● **The request**: Repeat the listing in full, exactly as it stands.

-------- Records shown

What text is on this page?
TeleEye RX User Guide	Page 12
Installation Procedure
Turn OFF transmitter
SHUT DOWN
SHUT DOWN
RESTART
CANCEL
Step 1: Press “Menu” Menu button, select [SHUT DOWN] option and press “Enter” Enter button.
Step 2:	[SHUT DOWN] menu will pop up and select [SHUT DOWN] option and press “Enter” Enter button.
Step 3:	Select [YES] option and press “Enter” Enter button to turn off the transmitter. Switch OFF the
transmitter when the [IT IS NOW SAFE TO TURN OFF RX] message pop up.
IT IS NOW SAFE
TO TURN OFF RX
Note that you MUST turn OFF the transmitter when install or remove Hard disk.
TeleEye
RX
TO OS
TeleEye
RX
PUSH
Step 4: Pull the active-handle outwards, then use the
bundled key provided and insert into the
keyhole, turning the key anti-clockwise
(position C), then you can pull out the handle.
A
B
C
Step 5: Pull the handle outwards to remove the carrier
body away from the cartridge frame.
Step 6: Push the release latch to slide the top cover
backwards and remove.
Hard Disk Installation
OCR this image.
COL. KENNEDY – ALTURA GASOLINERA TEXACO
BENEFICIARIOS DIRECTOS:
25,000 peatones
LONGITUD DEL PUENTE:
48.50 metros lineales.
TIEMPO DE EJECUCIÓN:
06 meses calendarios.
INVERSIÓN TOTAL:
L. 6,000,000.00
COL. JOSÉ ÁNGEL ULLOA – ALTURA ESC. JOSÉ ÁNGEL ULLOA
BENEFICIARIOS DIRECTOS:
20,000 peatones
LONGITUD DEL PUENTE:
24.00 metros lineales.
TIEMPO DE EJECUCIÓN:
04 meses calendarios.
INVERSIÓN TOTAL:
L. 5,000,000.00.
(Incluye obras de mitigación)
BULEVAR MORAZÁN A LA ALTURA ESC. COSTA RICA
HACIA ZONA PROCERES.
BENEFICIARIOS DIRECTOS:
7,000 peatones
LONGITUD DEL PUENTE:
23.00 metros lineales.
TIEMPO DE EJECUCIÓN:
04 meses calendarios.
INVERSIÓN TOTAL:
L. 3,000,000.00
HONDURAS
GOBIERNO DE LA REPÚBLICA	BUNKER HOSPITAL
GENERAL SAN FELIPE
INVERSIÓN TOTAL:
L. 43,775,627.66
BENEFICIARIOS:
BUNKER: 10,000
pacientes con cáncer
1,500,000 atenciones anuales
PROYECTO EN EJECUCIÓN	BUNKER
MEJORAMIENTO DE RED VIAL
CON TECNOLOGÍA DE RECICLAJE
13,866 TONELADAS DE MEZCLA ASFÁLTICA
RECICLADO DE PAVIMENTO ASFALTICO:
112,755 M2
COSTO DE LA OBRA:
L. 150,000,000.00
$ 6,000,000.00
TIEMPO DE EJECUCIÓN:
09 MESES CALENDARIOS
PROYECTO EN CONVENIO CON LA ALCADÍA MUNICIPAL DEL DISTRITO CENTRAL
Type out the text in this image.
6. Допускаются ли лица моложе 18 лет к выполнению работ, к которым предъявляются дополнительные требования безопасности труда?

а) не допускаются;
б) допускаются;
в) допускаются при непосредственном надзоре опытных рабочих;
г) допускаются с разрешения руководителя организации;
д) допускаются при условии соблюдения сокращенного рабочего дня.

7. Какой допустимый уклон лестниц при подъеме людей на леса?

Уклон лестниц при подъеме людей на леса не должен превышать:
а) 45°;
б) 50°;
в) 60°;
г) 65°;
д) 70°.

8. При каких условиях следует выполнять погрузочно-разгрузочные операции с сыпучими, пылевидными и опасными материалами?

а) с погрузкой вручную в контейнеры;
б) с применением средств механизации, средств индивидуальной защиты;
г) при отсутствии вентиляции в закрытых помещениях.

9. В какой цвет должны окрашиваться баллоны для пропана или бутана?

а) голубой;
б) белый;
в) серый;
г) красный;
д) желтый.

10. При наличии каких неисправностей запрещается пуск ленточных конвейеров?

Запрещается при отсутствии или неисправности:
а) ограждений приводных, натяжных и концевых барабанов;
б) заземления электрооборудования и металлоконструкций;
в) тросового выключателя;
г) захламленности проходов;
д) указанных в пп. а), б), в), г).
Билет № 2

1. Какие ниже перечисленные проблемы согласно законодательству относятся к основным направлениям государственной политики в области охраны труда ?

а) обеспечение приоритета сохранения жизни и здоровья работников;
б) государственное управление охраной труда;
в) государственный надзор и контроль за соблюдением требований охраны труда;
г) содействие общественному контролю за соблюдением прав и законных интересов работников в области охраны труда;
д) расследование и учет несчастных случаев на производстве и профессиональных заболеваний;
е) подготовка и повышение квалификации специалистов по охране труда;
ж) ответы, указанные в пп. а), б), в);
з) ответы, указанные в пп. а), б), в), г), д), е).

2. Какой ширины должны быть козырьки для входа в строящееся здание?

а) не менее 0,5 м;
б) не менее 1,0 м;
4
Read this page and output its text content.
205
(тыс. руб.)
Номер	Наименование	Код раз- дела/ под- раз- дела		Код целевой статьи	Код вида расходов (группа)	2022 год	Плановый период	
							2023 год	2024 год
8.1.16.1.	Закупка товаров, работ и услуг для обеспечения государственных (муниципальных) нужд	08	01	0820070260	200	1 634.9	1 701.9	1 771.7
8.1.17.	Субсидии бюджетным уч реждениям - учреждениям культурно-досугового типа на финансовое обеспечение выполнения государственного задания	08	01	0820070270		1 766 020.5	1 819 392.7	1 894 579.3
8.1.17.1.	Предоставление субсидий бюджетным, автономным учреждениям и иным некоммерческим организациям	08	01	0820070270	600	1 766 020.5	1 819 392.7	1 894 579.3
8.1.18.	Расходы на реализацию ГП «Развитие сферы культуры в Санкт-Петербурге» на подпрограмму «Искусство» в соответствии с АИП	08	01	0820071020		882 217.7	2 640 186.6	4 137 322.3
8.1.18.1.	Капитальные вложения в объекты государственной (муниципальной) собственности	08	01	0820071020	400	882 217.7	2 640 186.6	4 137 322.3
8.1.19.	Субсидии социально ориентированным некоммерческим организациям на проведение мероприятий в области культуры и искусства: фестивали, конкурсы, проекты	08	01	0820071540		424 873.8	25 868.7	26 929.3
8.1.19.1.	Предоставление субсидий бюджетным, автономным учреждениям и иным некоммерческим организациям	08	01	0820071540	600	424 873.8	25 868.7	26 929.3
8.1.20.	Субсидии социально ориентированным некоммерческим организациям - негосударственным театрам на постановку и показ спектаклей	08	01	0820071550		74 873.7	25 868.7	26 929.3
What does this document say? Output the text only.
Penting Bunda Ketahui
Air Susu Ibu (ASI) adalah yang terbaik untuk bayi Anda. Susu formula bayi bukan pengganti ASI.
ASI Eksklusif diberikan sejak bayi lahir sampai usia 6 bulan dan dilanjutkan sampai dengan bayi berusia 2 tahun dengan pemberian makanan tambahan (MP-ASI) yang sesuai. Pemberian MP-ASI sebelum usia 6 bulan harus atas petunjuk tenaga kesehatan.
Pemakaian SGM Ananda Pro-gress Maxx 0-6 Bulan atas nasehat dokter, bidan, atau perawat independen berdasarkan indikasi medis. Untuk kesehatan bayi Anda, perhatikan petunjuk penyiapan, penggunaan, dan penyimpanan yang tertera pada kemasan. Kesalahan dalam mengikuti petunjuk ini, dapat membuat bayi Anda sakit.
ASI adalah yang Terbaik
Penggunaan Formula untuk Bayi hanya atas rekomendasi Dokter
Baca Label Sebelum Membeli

----------------

● **Solution to this task**:
What text is on this page?
TeleEye RX User Guide	Page 12
Installation Procedure
Turn OFF transmitter
SHUT DOWN
SHUT DOWN
RESTART
CANCEL
Step 1: Press “Menu” Menu button, select [SHUT DOWN] option and press “Enter” Enter button.
Step 2:	[SHUT DOWN] menu will pop up and select [SHUT DOWN] option and press “Enter” Enter button.
Step 3:	Select [YES] option and press “Enter” Enter button to turn off the transmitter. Switch OFF the
transmitter when the [IT IS NOW SAFE TO TURN OFF RX] message pop up.
IT IS NOW SAFE
TO TURN OFF RX
Note that you MUST turn OFF the transmitter when install or remove Hard disk.
TeleEye
RX
TO OS
TeleEye
RX
PUSH
Step 4: Pull the active-handle outwards, then use the
bundled key provided and insert into the
keyhole, turning the key anti-clockwise
(position C), then you can pull out the handle.
A
B
C
Step 5: Pull the handle outwards to remove the carrier
body away from the cartridge frame.
Step 6: Push the release latch to slide the top cover
backwards and remove.
Hard Disk Installation
OCR this image.
COL. KENNEDY – ALTURA GASOLINERA TEXACO
BENEFICIARIOS DIRECTOS:
25,000 peatones
LONGITUD DEL PUENTE:
48.50 metros lineales.
TIEMPO DE EJECUCIÓN:
06 meses calendarios.
INVERSIÓN TOTAL:
L. 6,000,000.00
COL. JOSÉ ÁNGEL ULLOA – ALTURA ESC. JOSÉ ÁNGEL ULLOA
BENEFICIARIOS DIRECTOS:
20,000 peatones
LONGITUD DEL PUENTE:
24.00 metros lineales.
TIEMPO DE EJECUCIÓN:
04 meses calendarios.
INVERSIÓN TOTAL:
L. 5,000,000.00.
(Incluye obras de mitigación)
BULEVAR MORAZÁN A LA ALTURA ESC. COSTA RICA
HACIA ZONA PROCERES.
BENEFICIARIOS DIRECTOS:
7,000 peatones
LONGITUD DEL PUENTE:
23.00 metros lineales.
TIEMPO DE EJECUCIÓN:
04 meses calendarios.
INVERSIÓN TOTAL:
L. 3,000,000.00
HONDURAS
GOBIERNO DE LA REPÚBLICA	BUNKER HOSPITAL
GENERAL SAN FELIPE
INVERSIÓN TOTAL:
L. 43,775,627.66
BENEFICIARIOS:
BUNKER: 10,000
pacientes con cáncer
1,500,000 atenciones anuales
PROYECTO EN EJECUCIÓN	BUNKER
MEJORAMIENTO DE RED VIAL
CON TECNOLOGÍA DE RECICLAJE
13,866 TONELADAS DE MEZCLA ASFÁLTICA
RECICLADO DE PAVIMENTO ASFALTICO:
112,755 M2
COSTO DE LA OBRA:
L. 150,000,000.00
$ 6,000,000.00
TIEMPO DE EJECUCIÓN:
09 MESES CALENDARIOS
PROYECTO EN CONVENIO CON LA ALCADÍA MUNICIPAL DEL DISTRITO CENTRAL
Type out the text in this image.
6. Допускаются ли лица моложе 18 лет к выполнению работ, к которым предъявляются дополнительные требования безопасности труда?

а) не допускаются;
б) допускаются;
в) допускаются при непосредственном надзоре опытных рабочих;
г) допускаются с разрешения руководителя организации;
д) допускаются при условии соблюдения сокращенного рабочего дня.

7. Какой допустимый уклон лестниц при подъеме людей на леса?

Уклон лестниц при подъеме людей на леса не должен превышать:
а) 45°;
б) 50°;
в) 60°;
г) 65°;
д) 70°.

8. При каких условиях следует выполнять погрузочно-разгрузочные операции с сыпучими, пылевидными и опасными материалами?

а) с погрузкой вручную в контейнеры;
б) с применением средств механизации, средств индивидуальной защиты;
г) при отсутствии вентиляции в закрытых помещениях.

9. В какой цвет должны окрашиваться баллоны для пропана или бутана?

а) голубой;
б) белый;
в) серый;
г) красный;
д) желтый.

10. При наличии каких неисправностей запрещается пуск ленточных конвейеров?

Запрещается при отсутствии или неисправности:
а) ограждений приводных, натяжных и концевых барабанов;
б) заземления электрооборудования и металлоконструкций;
в) тросового выключателя;
г) захламленности проходов;
д) указанных в пп. а), б), в), г).
Билет № 2

1. Какие ниже перечисленные проблемы согласно законодательству относятся к основным направлениям государственной политики в области охраны труда ?

а) обеспечение приоритета сохранения жизни и здоровья работников;
б) государственное управление охраной труда;
в) государственный надзор и контроль за соблюдением требований охраны труда;
г) содействие общественному контролю за соблюдением прав и законных интересов работников в области охраны труда;
д) расследование и учет несчастных случаев на производстве и профессиональных заболеваний;
е) подготовка и повышение квалификации специалистов по охране труда;
ж) ответы, указанные в пп. а), б), в);
з) ответы, указанные в пп. а), б), в), г), д), е).

2. Какой ширины должны быть козырьки для входа в строящееся здание?

а) не менее 0,5 м;
б) не менее 1,0 м;
4
Read this page and output its text content.
205
(тыс. руб.)
Номер	Наименование	Код раз- дела/ под- раз- дела		Код целевой статьи	Код вида расходов (группа)	2022 год	Плановый период	
							2023 год	2024 год
8.1.16.1.	Закупка товаров, работ и услуг для обеспечения государственных (муниципальных) нужд	08	01	0820070260	200	1 634.9	1 701.9	1 771.7
8.1.17.	Субсидии бюджетным уч реждениям - учреждениям культурно-досугового типа на финансовое обеспечение выполнения государственного задания	08	01	0820070270		1 766 020.5	1 819 392.7	1 894 579.3
8.1.17.1.	Предоставление субсидий бюджетным, автономным учреждениям и иным некоммерческим организациям	08	01	0820070270	600	1 766 020.5	1 819 392.7	1 894 579.3
8.1.18.	Расходы на реализацию ГП «Развитие сферы культуры в Санкт-Петербурге» на подпрограмму «Искусство» в соответствии с АИП	08	01	0820071020		882 217.7	2 640 186.6	4 137 322.3
8.1.18.1.	Капитальные вложения в объекты государственной (муниципальной) собственности	08	01	0820071020	400	882 217.7	2 640 186.6	4 137 322.3
8.1.19.	Субсидии социально ориентированным некоммерческим организациям на проведение мероприятий в области культуры и искусства: фестивали, конкурсы, проекты	08	01	0820071540		424 873.8	25 868.7	26 929.3
8.1.19.1.	Предоставление субсидий бюджетным, автономным учреждениям и иным некоммерческим организациям	08	01	0820071540	600	424 873.8	25 868.7	26 929.3
8.1.20.	Субсидии социально ориентированным некоммерческим организациям - негосударственным театрам на постановку и показ спектаклей	08	01	0820071550		74 873.7	25 868.7	26 929.3
What does this document say? Output the text only.
Penting Bunda Ketahui
Air Susu Ibu (ASI) adalah yang terbaik untuk bayi Anda. Susu formula bayi bukan pengganti ASI.
ASI Eksklusif diberikan sejak bayi lahir sampai usia 6 bulan dan dilanjutkan sampai dengan bayi berusia 2 tahun dengan pemberian makanan tambahan (MP-ASI) yang sesuai. Pemberian MP-ASI sebelum usia 6 bulan harus atas petunjuk tenaga kesehatan.
Pemakaian SGM Ananda Pro-gress Maxx 0-6 Bulan atas nasehat dokter, bidan, atau perawat independen berdasarkan indikasi medis. Untuk kesehatan bayi Anda, perhatikan petunjuk penyiapan, penggunaan, dan penyimpanan yang tertera pada kemasan. Kesalahan dalam mengikuti petunjuk ini, dapat membuat bayi Anda sakit.
ASI adalah yang Terbaik
Penggunaan Formula untuk Bayi hanya atas rekomendasi Dokter
Baca Label Sebelum Membeli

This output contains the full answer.